• [Input for this task]:
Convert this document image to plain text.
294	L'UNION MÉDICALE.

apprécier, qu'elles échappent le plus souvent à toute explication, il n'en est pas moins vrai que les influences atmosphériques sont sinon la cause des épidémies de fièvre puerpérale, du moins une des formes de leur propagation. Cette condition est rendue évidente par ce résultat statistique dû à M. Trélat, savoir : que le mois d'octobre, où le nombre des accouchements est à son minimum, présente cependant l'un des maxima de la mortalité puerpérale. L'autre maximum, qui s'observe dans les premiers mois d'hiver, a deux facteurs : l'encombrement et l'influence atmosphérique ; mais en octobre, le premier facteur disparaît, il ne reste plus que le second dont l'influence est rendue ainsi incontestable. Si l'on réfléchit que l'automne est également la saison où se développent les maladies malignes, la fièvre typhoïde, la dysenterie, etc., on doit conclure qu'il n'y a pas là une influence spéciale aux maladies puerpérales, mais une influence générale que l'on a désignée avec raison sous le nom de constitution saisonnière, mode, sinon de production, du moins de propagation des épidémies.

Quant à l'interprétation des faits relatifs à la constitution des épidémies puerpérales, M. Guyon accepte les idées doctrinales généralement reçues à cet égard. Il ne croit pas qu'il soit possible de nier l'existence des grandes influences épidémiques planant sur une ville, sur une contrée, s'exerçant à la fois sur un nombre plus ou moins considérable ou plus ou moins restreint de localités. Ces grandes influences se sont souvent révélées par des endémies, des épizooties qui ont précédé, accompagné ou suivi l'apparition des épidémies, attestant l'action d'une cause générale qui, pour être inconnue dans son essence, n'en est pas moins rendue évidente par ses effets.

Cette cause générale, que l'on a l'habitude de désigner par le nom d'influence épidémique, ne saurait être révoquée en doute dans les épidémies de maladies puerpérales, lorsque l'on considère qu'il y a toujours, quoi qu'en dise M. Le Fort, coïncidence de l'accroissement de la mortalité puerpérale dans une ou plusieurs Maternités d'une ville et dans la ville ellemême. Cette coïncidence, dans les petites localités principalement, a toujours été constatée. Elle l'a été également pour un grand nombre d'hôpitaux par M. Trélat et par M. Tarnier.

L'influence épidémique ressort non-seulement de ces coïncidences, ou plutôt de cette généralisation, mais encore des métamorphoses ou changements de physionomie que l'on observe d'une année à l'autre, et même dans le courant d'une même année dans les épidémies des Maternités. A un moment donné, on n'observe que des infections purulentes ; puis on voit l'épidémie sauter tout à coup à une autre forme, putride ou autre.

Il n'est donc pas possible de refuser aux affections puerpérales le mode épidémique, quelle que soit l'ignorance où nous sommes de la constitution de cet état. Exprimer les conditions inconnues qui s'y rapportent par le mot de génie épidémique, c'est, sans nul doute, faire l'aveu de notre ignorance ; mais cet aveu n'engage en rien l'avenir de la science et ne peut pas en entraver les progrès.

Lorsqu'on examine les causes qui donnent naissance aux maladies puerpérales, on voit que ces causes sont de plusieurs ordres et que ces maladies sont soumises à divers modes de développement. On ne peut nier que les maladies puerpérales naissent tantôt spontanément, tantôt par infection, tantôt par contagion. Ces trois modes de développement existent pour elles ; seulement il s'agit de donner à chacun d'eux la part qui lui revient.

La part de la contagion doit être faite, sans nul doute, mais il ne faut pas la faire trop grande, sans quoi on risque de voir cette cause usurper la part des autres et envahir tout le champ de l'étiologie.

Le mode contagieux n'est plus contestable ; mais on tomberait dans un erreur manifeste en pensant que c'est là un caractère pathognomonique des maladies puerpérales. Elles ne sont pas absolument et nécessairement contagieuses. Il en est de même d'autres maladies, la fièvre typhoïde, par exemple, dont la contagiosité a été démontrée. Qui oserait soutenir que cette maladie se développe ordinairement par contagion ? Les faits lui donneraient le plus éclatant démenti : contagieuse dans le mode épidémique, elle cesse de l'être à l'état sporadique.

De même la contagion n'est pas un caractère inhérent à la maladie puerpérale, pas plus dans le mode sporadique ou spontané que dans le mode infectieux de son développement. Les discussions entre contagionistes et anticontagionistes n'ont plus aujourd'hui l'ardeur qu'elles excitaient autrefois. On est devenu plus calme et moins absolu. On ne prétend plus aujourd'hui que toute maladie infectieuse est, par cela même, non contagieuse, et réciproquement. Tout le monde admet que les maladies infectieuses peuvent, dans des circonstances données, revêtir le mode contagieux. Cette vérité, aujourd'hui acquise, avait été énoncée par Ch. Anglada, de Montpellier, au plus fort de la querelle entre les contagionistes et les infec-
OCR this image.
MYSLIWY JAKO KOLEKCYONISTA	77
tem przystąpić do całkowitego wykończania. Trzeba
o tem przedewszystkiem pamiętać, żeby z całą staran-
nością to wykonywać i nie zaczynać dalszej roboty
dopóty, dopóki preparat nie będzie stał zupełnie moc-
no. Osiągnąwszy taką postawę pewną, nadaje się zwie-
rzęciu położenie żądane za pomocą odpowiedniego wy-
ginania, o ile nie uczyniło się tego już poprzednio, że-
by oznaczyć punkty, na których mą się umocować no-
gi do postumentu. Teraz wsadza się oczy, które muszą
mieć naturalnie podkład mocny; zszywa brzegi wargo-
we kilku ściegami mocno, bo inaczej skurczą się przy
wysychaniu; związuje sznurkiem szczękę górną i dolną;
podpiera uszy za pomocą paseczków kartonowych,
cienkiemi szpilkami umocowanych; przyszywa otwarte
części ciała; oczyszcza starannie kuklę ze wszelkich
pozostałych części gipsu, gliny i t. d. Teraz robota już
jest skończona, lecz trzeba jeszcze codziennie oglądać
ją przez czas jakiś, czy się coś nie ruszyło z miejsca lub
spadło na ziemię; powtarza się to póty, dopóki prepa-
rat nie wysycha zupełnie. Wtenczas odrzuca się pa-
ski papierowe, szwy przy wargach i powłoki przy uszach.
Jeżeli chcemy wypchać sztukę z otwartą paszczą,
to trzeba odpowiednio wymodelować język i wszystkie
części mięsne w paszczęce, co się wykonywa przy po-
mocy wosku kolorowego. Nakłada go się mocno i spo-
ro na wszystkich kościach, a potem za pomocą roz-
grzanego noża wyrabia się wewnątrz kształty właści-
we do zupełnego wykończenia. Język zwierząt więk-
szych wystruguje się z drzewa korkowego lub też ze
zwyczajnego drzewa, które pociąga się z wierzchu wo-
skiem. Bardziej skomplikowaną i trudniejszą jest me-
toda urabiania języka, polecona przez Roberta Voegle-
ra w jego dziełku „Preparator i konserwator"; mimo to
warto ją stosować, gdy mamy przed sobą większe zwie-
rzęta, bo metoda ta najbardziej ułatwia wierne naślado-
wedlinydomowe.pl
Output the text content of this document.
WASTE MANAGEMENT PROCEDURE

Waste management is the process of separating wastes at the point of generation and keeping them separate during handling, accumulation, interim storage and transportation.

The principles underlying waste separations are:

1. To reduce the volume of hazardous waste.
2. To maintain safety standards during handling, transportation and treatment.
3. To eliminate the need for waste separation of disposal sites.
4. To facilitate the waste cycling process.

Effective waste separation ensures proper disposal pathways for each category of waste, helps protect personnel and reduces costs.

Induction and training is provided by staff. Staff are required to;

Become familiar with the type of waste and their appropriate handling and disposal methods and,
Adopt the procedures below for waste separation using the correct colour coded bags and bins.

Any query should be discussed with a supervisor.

• [Written problem]:
Set down the entries verbatim, leaving none out.

• [Finished task]:
Convert this document image to plain text.
294	L'UNION MÉDICALE.

apprécier, qu'elles échappent le plus souvent à toute explication, il n'en est pas moins vrai que les influences atmosphériques sont sinon la cause des épidémies de fièvre puerpérale, du moins une des formes de leur propagation. Cette condition est rendue évidente par ce résultat statistique dû à M. Trélat, savoir : que le mois d'octobre, où le nombre des accouchements est à son minimum, présente cependant l'un des maxima de la mortalité puerpérale. L'autre maximum, qui s'observe dans les premiers mois d'hiver, a deux facteurs : l'encombrement et l'influence atmosphérique ; mais en octobre, le premier facteur disparaît, il ne reste plus que le second dont l'influence est rendue ainsi incontestable. Si l'on réfléchit que l'automne est également la saison où se développent les maladies malignes, la fièvre typhoïde, la dysenterie, etc., on doit conclure qu'il n'y a pas là une influence spéciale aux maladies puerpérales, mais une influence générale que l'on a désignée avec raison sous le nom de constitution saisonnière, mode, sinon de production, du moins de propagation des épidémies.

Quant à l'interprétation des faits relatifs à la constitution des épidémies puerpérales, M. Guyon accepte les idées doctrinales généralement reçues à cet égard. Il ne croit pas qu'il soit possible de nier l'existence des grandes influences épidémiques planant sur une ville, sur une contrée, s'exerçant à la fois sur un nombre plus ou moins considérable ou plus ou moins restreint de localités. Ces grandes influences se sont souvent révélées par des endémies, des épizooties qui ont précédé, accompagné ou suivi l'apparition des épidémies, attestant l'action d'une cause générale qui, pour être inconnue dans son essence, n'en est pas moins rendue évidente par ses effets.

Cette cause générale, que l'on a l'habitude de désigner par le nom d'influence épidémique, ne saurait être révoquée en doute dans les épidémies de maladies puerpérales, lorsque l'on considère qu'il y a toujours, quoi qu'en dise M. Le Fort, coïncidence de l'accroissement de la mortalité puerpérale dans une ou plusieurs Maternités d'une ville et dans la ville ellemême. Cette coïncidence, dans les petites localités principalement, a toujours été constatée. Elle l'a été également pour un grand nombre d'hôpitaux par M. Trélat et par M. Tarnier.

L'influence épidémique ressort non-seulement de ces coïncidences, ou plutôt de cette généralisation, mais encore des métamorphoses ou changements de physionomie que l'on observe d'une année à l'autre, et même dans le courant d'une même année dans les épidémies des Maternités. A un moment donné, on n'observe que des infections purulentes ; puis on voit l'épidémie sauter tout à coup à une autre forme, putride ou autre.

Il n'est donc pas possible de refuser aux affections puerpérales le mode épidémique, quelle que soit l'ignorance où nous sommes de la constitution de cet état. Exprimer les conditions inconnues qui s'y rapportent par le mot de génie épidémique, c'est, sans nul doute, faire l'aveu de notre ignorance ; mais cet aveu n'engage en rien l'avenir de la science et ne peut pas en entraver les progrès.

Lorsqu'on examine les causes qui donnent naissance aux maladies puerpérales, on voit que ces causes sont de plusieurs ordres et que ces maladies sont soumises à divers modes de développement. On ne peut nier que les maladies puerpérales naissent tantôt spontanément, tantôt par infection, tantôt par contagion. Ces trois modes de développement existent pour elles ; seulement il s'agit de donner à chacun d'eux la part qui lui revient.

La part de la contagion doit être faite, sans nul doute, mais il ne faut pas la faire trop grande, sans quoi on risque de voir cette cause usurper la part des autres et envahir tout le champ de l'étiologie.

Le mode contagieux n'est plus contestable ; mais on tomberait dans un erreur manifeste en pensant que c'est là un caractère pathognomonique des maladies puerpérales. Elles ne sont pas absolument et nécessairement contagieuses. Il en est de même d'autres maladies, la fièvre typhoïde, par exemple, dont la contagiosité a été démontrée. Qui oserait soutenir que cette maladie se développe ordinairement par contagion ? Les faits lui donneraient le plus éclatant démenti : contagieuse dans le mode épidémique, elle cesse de l'être à l'état sporadique.

De même la contagion n'est pas un caractère inhérent à la maladie puerpérale, pas plus dans le mode sporadique ou spontané que dans le mode infectieux de son développement. Les discussions entre contagionistes et anticontagionistes n'ont plus aujourd'hui l'ardeur qu'elles excitaient autrefois. On est devenu plus calme et moins absolu. On ne prétend plus aujourd'hui que toute maladie infectieuse est, par cela même, non contagieuse, et réciproquement. Tout le monde admet que les maladies infectieuses peuvent, dans des circonstances données, revêtir le mode contagieux. Cette vérité, aujourd'hui acquise, avait été énoncée par Ch. Anglada, de Montpellier, au plus fort de la querelle entre les contagionistes et les infec-
OCR this image.
MYSLIWY JAKO KOLEKCYONISTA	77
tem przystąpić do całkowitego wykończania. Trzeba
o tem przedewszystkiem pamiętać, żeby z całą staran-
nością to wykonywać i nie zaczynać dalszej roboty
dopóty, dopóki preparat nie będzie stał zupełnie moc-
no. Osiągnąwszy taką postawę pewną, nadaje się zwie-
rzęciu położenie żądane za pomocą odpowiedniego wy-
ginania, o ile nie uczyniło się tego już poprzednio, że-
by oznaczyć punkty, na których mą się umocować no-
gi do postumentu. Teraz wsadza się oczy, które muszą
mieć naturalnie podkład mocny; zszywa brzegi wargo-
we kilku ściegami mocno, bo inaczej skurczą się przy
wysychaniu; związuje sznurkiem szczękę górną i dolną;
podpiera uszy za pomocą paseczków kartonowych,
cienkiemi szpilkami umocowanych; przyszywa otwarte
części ciała; oczyszcza starannie kuklę ze wszelkich
pozostałych części gipsu, gliny i t. d. Teraz robota już
jest skończona, lecz trzeba jeszcze codziennie oglądać
ją przez czas jakiś, czy się coś nie ruszyło z miejsca lub
spadło na ziemię; powtarza się to póty, dopóki prepa-
rat nie wysycha zupełnie. Wtenczas odrzuca się pa-
ski papierowe, szwy przy wargach i powłoki przy uszach.
Jeżeli chcemy wypchać sztukę z otwartą paszczą,
to trzeba odpowiednio wymodelować język i wszystkie
części mięsne w paszczęce, co się wykonywa przy po-
mocy wosku kolorowego. Nakłada go się mocno i spo-
ro na wszystkich kościach, a potem za pomocą roz-
grzanego noża wyrabia się wewnątrz kształty właści-
we do zupełnego wykończenia. Język zwierząt więk-
szych wystruguje się z drzewa korkowego lub też ze
zwyczajnego drzewa, które pociąga się z wierzchu wo-
skiem. Bardziej skomplikowaną i trudniejszą jest me-
toda urabiania języka, polecona przez Roberta Voegle-
ra w jego dziełku „Preparator i konserwator"; mimo to
warto ją stosować, gdy mamy przed sobą większe zwie-
rzęta, bo metoda ta najbardziej ułatwia wierne naślado-
wedlinydomowe.pl
Output the text content of this document.
WASTE MANAGEMENT PROCEDURE

Waste management is the process of separating wastes at the point of generation and keeping them separate during handling, accumulation, interim storage and transportation.

The principles underlying waste separations are:

1. To reduce the volume of hazardous waste.
2. To maintain safety standards during handling, transportation and treatment.
3. To eliminate the need for waste separation of disposal sites.
4. To facilitate the waste cycling process.

Effective waste separation ensures proper disposal pathways for each category of waste, helps protect personnel and reduces costs.

Induction and training is provided by staff. Staff are required to;

Become familiar with the type of waste and their appropriate handling and disposal methods and,
Adopt the procedures below for waste separation using the correct colour coded bags and bins.

Any query should be discussed with a supervisor.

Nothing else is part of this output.